Pick out all lines of the entries that include the word "site" and copy them.
▬▬▬▬▬▬
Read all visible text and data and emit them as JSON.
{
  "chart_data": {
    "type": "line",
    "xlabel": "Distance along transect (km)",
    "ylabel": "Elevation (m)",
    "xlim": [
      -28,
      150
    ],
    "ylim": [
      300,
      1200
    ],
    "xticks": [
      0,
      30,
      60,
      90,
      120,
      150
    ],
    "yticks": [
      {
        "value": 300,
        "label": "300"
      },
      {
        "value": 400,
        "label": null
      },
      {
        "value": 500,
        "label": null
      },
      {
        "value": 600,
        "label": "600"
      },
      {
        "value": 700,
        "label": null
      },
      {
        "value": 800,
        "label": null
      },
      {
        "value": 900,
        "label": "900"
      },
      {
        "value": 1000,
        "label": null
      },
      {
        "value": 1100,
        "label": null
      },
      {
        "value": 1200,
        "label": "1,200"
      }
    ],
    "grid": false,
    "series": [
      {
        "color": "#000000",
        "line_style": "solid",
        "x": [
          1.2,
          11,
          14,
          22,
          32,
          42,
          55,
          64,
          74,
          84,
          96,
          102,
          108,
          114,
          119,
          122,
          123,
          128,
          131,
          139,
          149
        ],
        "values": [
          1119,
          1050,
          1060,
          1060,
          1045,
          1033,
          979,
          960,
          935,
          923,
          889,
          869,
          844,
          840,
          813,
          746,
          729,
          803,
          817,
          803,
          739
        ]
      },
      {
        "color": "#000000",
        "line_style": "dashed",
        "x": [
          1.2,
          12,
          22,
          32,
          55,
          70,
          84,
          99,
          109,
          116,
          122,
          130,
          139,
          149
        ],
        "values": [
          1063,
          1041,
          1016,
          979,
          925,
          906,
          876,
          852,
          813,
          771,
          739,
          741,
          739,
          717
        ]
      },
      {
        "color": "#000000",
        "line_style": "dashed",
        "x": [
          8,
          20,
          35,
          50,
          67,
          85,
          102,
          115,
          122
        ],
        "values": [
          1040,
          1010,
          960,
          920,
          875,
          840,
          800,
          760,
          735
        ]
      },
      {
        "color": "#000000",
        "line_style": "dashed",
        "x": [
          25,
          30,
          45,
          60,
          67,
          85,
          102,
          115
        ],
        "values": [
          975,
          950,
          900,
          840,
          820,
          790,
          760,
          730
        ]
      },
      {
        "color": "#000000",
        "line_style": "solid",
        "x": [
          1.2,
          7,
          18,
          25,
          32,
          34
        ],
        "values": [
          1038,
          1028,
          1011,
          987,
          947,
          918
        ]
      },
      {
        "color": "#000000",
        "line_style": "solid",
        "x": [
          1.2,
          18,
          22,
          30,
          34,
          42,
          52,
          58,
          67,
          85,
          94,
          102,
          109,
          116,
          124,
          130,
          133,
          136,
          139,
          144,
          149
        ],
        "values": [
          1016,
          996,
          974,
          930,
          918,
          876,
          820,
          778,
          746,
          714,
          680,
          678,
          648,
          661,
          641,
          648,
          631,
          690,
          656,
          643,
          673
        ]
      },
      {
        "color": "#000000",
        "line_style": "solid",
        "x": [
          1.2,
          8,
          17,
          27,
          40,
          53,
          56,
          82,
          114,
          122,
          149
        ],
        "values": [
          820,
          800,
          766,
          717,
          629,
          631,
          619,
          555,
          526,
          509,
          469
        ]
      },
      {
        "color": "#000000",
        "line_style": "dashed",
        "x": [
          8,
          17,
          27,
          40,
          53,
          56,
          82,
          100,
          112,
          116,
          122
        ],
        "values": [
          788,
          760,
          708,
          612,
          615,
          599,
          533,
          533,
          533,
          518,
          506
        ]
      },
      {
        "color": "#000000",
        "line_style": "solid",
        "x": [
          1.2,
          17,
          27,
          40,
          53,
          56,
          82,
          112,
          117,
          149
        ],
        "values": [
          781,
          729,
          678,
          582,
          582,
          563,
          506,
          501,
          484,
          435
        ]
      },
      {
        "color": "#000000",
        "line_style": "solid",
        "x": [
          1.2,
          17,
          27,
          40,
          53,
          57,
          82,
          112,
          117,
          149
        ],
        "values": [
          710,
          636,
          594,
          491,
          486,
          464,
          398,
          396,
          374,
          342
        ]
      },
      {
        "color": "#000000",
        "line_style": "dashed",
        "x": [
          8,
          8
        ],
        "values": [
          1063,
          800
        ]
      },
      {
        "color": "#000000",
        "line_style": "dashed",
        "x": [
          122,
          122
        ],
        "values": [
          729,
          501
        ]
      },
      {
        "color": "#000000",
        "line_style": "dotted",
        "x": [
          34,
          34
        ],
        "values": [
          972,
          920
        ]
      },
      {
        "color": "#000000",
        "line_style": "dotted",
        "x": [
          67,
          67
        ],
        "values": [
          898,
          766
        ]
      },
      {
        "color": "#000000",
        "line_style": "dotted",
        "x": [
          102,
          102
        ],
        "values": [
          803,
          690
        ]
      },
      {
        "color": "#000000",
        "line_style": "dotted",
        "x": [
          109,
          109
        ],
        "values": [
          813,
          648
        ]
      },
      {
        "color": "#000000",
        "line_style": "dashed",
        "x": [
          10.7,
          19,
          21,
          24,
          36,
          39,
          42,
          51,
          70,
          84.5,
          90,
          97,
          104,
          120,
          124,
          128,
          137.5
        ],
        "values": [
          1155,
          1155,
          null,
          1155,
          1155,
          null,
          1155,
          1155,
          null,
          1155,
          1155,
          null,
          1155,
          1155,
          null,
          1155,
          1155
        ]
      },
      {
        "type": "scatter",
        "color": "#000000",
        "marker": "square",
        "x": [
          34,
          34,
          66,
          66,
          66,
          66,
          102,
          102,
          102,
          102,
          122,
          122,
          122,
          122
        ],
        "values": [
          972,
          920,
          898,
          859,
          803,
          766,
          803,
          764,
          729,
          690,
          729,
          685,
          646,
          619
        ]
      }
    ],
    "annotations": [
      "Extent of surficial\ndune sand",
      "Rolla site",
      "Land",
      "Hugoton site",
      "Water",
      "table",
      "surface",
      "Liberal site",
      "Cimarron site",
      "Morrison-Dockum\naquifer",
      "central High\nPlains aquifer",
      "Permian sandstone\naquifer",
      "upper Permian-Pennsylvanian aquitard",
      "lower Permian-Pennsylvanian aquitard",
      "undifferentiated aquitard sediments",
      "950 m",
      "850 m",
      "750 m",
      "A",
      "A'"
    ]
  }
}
▬▬▬▬▬▬
• [The reply]:
      "Rolla site",
      "Hugoton site",
      "Liberal site",
      "Cimarron site",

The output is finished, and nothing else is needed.